--- BEGIN WORKING DATA ---

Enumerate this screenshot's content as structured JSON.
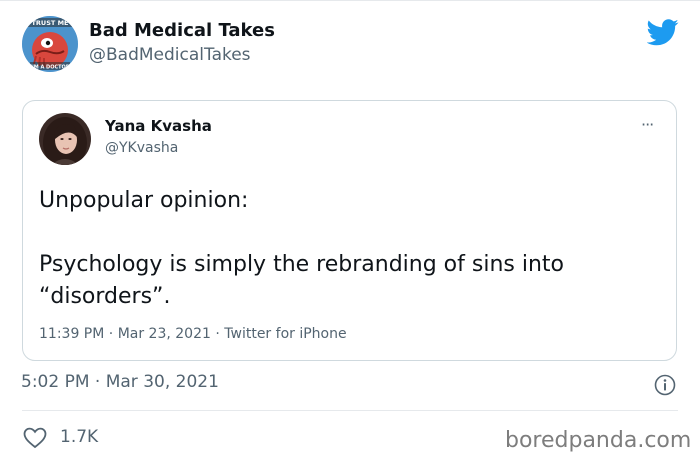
{
  "tweet": {
    "author_name": "Bad Medical Takes",
    "author_handle": "@BadMedicalTakes",
    "avatar_text": [
      "TRUST ME",
      "I'M A DOCTOR"
    ],
    "timestamp": "5:02 PM · Mar 30, 2021",
    "likes": "1.7K",
    "brand_color": "#1d9bf0"
  },
  "quoted": {
    "author_name": "Yana Kvasha",
    "author_handle": "@YKvasha",
    "more_label": "···",
    "lines": [
      "Unpopular opinion:",
      "Psychology is simply the rebranding of sins into",
      "“disorders”."
    ],
    "time": "11:39 PM",
    "date": "Mar 23, 2021",
    "source": "Twitter for iPhone",
    "separator": " · "
  },
  "watermark": "boredpanda.com",
  "icons": [
    "twitter-bird-icon",
    "more-options-icon",
    "info-icon",
    "heart-icon"
  ]
}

--- END WORKING DATA ---

Please write out all the data again word for word, but not the pictures.

Enumerate this screenshot's content as structured JSON.
{
  "tweet": {
    "author_name": "Bad Medical Takes",
    "author_handle": "@BadMedicalTakes",
    "avatar_text": [
      "TRUST ME",
      "I'M A DOCTOR"
    ],
    "timestamp": "5:02 PM · Mar 30, 2021",
    "likes": "1.7K",
    "brand_color": "#1d9bf0"
  },
  "quoted": {
    "author_name": "Yana Kvasha",
    "author_handle": "@YKvasha",
    "more_label": "···",
    "lines": [
      "Unpopular opinion:",
      "Psychology is simply the rebranding of sins into",
      "“disorders”."
    ],
    "time": "11:39 PM",
    "date": "Mar 23, 2021",
    "source": "Twitter for iPhone",
    "separator": " · "
  },
  "watermark": "boredpanda.com",
  "icons": [
    "twitter-bird-icon",
    "more-options-icon",
    "info-icon",
    "heart-icon"
  ]
}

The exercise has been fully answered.